● **STUDY TEXT**
[Start of section]

That precocious little boy who loved pizza and one day stared down his mother, hand on hips, angry that she had "eaten" him after seeing a picture of her pregnant belly - him inside of it - now lay motionless and silent on a hospital bed, wires and tubes extruding from his body.

For 72 hours machines kept him alive, but after that the family had to take him off life support.

Contreras was not in the room when his brother passed, but his mother later described the moment to him: The boy looked up, took a deep breath, and then passed from this world to the next.

The family buried his body soon thereafter. Overcome by grief, all Contreras could do was seek answers to a singular question: why did his brother have to die?

It was with that question hovering over his head that Contreras entered the Catholic Church's confirmation program.

"God came in at the right time because I needed that support," he says. "We're gonna reunite eventually. Our souls are gonna be together. I can one day see my brother again," Contreras thought at the time.

That encounter with God at such an uncertain yet formative time has had a deep and long-lasting impact.

For many, the thought of a youth minister assuming the role of a skeleton among a sea of revelers at a soccer game might seem a bit puzzling. For Contreras, though, there is no contradiction at all in his "El Catrin Muerto" alter ego.

A cross painted on his forehead connects him to his faith, and the imagery of the skull itself for him signifies not death but a celebration of life and, by extension, a connection to his brother.

When he gets into costume at LAFC games and kids pass around his staff and ask to take pictures, it's as if his brother is still at his side.

"I like doing it because I feel in a way I'm taking a picture with my brother at the age that he was," Contreras says, his voice rising slightly with excitement. "He would be 17 years old right now, so I always look at the kids and it's like, 'Oh dude, that's my little brother."

[End of section]

● **SUPPLIED RECORDS**
[Start of section]

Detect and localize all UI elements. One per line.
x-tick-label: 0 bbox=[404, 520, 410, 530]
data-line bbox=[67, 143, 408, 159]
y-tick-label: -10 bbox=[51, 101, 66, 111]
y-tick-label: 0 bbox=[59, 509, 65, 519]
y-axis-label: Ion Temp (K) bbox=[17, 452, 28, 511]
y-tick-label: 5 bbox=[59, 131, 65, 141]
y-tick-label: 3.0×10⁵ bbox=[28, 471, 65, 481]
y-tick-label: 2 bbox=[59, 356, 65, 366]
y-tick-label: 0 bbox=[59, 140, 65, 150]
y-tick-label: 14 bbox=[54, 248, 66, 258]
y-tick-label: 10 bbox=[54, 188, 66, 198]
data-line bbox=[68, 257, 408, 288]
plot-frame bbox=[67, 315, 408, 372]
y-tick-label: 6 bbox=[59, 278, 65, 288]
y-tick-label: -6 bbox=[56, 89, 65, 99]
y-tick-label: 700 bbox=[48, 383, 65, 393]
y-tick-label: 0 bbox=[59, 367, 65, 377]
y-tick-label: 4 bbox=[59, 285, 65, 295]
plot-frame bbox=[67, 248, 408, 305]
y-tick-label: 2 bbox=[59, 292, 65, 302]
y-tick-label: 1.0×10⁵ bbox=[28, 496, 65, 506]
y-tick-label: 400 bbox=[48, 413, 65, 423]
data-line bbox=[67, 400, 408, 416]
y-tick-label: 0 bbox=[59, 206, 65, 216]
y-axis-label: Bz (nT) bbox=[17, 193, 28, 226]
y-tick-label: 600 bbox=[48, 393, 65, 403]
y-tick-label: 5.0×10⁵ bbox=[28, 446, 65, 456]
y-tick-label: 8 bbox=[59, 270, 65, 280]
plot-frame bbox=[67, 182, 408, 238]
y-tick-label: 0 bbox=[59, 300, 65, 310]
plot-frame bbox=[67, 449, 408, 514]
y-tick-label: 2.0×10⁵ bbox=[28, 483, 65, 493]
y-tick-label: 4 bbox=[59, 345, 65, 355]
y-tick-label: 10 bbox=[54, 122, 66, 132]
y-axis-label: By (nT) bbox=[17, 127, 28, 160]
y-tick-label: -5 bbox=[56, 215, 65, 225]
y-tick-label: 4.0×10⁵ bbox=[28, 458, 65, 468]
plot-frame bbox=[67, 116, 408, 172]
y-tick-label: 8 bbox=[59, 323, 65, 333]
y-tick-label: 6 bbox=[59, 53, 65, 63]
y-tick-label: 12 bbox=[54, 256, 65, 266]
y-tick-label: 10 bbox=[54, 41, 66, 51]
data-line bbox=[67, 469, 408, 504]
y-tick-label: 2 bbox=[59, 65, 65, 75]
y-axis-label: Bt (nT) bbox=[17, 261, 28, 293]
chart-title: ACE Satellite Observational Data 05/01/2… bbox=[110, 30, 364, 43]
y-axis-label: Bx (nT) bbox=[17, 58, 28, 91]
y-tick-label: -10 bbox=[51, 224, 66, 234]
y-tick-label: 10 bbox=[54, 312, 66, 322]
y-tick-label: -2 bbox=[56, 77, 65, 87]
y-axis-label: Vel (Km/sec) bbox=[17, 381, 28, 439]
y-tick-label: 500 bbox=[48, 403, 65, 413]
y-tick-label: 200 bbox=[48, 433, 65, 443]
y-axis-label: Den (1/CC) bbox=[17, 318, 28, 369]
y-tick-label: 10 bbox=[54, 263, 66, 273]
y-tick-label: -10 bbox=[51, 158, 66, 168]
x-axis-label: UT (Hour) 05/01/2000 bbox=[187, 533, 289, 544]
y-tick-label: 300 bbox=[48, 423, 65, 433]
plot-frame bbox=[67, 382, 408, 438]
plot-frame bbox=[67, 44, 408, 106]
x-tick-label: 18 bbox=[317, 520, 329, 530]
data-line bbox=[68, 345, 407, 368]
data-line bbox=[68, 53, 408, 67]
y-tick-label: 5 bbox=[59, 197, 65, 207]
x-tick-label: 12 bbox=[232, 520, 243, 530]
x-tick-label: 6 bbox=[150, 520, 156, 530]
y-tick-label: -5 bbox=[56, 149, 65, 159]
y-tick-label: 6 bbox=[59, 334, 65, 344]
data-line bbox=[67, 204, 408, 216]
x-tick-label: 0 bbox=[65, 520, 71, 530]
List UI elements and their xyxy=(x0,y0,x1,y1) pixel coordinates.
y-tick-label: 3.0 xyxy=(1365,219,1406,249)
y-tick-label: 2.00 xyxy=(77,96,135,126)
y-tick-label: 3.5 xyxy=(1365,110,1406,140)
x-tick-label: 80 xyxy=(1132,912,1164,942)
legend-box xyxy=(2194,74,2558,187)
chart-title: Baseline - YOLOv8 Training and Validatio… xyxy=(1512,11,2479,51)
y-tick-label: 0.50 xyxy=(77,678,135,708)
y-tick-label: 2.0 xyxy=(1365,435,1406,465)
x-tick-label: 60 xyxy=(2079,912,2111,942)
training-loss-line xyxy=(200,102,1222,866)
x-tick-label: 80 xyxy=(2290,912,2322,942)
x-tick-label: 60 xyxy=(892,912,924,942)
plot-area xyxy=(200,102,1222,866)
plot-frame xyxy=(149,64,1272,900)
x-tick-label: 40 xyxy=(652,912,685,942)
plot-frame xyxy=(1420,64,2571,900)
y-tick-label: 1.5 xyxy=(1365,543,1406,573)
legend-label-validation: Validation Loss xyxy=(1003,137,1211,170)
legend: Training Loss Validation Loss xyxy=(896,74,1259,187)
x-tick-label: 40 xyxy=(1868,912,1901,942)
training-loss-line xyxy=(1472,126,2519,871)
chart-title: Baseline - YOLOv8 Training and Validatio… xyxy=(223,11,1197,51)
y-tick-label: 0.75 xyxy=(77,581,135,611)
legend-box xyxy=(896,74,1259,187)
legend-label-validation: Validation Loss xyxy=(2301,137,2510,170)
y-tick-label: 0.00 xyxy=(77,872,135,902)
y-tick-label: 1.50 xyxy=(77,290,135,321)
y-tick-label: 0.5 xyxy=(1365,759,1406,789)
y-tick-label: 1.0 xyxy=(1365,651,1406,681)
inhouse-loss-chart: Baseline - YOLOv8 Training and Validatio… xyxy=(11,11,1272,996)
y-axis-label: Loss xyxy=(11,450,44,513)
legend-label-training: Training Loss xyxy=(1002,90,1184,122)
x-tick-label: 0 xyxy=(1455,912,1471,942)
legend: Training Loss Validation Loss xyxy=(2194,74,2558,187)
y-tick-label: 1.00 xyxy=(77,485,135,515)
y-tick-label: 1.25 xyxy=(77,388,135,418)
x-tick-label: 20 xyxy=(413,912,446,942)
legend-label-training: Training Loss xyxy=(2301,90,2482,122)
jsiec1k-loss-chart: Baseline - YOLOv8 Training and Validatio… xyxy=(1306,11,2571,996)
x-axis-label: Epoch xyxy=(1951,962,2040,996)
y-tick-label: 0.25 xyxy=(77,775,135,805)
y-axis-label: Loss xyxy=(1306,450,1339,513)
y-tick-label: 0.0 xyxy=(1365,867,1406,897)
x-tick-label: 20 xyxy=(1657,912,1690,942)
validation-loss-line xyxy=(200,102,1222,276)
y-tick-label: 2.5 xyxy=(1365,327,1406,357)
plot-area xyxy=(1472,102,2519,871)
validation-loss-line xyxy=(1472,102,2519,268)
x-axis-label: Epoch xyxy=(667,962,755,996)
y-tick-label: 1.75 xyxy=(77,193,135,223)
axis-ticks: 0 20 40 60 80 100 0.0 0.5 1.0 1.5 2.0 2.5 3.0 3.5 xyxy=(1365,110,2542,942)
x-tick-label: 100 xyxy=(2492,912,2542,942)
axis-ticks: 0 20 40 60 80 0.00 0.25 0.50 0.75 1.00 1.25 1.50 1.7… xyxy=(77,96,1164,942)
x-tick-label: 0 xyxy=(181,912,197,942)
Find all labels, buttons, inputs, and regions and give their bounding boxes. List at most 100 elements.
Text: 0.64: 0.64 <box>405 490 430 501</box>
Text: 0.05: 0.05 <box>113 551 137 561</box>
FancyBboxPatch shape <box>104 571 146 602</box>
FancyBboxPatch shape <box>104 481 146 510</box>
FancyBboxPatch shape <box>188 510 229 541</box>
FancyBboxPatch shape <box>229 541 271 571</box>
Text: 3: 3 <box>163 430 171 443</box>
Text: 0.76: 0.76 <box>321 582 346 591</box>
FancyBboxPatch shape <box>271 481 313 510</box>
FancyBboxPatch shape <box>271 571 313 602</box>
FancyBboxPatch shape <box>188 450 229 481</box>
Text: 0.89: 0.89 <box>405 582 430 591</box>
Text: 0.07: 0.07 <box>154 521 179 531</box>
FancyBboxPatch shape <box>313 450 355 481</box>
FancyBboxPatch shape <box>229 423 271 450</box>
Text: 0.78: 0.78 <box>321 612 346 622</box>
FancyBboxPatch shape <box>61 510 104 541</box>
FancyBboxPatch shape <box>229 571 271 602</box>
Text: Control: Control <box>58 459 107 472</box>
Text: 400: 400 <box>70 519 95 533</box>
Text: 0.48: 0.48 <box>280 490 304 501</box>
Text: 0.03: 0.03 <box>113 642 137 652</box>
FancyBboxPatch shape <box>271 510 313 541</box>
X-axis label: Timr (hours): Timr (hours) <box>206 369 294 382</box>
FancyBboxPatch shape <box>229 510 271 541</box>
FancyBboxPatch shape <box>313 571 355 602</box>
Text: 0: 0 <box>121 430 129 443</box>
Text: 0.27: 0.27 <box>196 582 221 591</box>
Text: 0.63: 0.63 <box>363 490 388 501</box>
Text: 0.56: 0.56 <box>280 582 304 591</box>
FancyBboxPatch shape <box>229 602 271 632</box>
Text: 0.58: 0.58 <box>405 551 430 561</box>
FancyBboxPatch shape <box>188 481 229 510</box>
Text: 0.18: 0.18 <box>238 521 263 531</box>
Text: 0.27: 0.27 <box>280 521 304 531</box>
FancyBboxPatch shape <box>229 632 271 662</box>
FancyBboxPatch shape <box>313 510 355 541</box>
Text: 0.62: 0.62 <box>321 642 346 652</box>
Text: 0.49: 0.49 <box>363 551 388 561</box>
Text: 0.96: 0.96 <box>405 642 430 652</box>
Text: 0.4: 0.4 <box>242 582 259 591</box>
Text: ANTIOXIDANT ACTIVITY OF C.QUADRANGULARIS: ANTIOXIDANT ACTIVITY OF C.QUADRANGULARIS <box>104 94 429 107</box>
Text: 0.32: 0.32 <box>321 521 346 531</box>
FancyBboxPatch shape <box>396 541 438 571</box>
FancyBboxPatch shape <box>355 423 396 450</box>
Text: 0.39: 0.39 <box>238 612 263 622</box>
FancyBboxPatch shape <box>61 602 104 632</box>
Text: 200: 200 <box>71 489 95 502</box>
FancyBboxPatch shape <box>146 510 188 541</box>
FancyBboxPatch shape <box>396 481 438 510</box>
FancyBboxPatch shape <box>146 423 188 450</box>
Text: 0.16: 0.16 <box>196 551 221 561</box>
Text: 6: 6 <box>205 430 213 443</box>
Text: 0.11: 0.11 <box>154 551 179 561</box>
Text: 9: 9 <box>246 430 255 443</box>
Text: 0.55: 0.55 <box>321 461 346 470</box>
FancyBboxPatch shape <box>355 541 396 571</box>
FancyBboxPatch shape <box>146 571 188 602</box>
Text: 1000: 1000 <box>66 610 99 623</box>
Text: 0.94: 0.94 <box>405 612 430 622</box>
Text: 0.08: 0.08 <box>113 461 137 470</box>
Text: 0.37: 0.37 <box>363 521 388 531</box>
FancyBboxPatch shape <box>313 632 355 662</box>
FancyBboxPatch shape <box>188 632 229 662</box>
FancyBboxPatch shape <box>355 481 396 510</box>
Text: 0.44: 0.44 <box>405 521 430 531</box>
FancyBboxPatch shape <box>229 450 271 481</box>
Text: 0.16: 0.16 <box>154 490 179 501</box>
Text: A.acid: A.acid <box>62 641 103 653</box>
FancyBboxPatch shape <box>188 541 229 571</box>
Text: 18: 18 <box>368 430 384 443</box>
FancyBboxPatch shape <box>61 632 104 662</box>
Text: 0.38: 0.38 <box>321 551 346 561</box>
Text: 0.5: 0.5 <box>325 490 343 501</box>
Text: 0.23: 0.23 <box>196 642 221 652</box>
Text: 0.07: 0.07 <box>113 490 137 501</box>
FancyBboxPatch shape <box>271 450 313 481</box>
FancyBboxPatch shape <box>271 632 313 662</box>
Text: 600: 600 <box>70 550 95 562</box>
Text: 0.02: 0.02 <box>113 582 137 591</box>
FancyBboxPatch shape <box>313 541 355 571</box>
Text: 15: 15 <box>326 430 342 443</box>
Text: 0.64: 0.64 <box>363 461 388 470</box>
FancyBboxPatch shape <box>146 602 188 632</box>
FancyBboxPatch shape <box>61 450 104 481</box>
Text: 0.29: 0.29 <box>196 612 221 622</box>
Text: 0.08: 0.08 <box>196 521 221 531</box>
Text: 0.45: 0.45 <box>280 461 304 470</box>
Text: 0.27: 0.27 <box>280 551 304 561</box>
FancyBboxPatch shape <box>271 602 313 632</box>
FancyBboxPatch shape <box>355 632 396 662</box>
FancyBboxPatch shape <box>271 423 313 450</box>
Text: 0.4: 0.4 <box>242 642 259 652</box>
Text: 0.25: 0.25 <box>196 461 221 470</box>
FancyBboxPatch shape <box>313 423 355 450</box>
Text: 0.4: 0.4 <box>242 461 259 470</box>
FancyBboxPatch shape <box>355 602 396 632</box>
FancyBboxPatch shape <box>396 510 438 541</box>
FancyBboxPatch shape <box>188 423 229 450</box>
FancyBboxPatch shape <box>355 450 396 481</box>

[End of section]

● **REQUIREMENT A**
Using the passage about Contreras, decide whether each statement agrees with it: (i) machines kept the boy alive for 72 hours; (ii) Contreras was present in the room when his brother died; (iii) Contreras sees the skull imagery as signifying death. For each, answer yes or no and quote the deciding words.
● **REQUIREMENT B**
Summarize the passage about Contreras in two sentences.
● **REQUIREMENT C**
From the passage about Contreras, output the part from the words "The family buried" up to and including the words "have to die?".

● **EXERCISE OUTPUT A**
(i) Yes: "For 72 hours machines kept him alive"
(ii) No: "Contreras was not in the room when his brother passed"
(iii) No: "the imagery of the skull itself for him signifies not death but a celebration of life"

● **EXERCISE OUTPUT B**
After his little brother was taken off life support and died, a grieving Contreras entered the Catholic Church's confirmation program and found support and hope of one day seeing his brother again. Now a youth minister, he dresses as the skeleton "El Catrin Muerto" at LAFC games, where the skull stands for a celebration of life and taking pictures with kids makes him feel his brother is still at his side.

● **EXERCISE OUTPUT C**
The family buried his body soon thereafter. Overcome by grief, all Contreras could do was seek answers to a singular question: why did his brother have to die?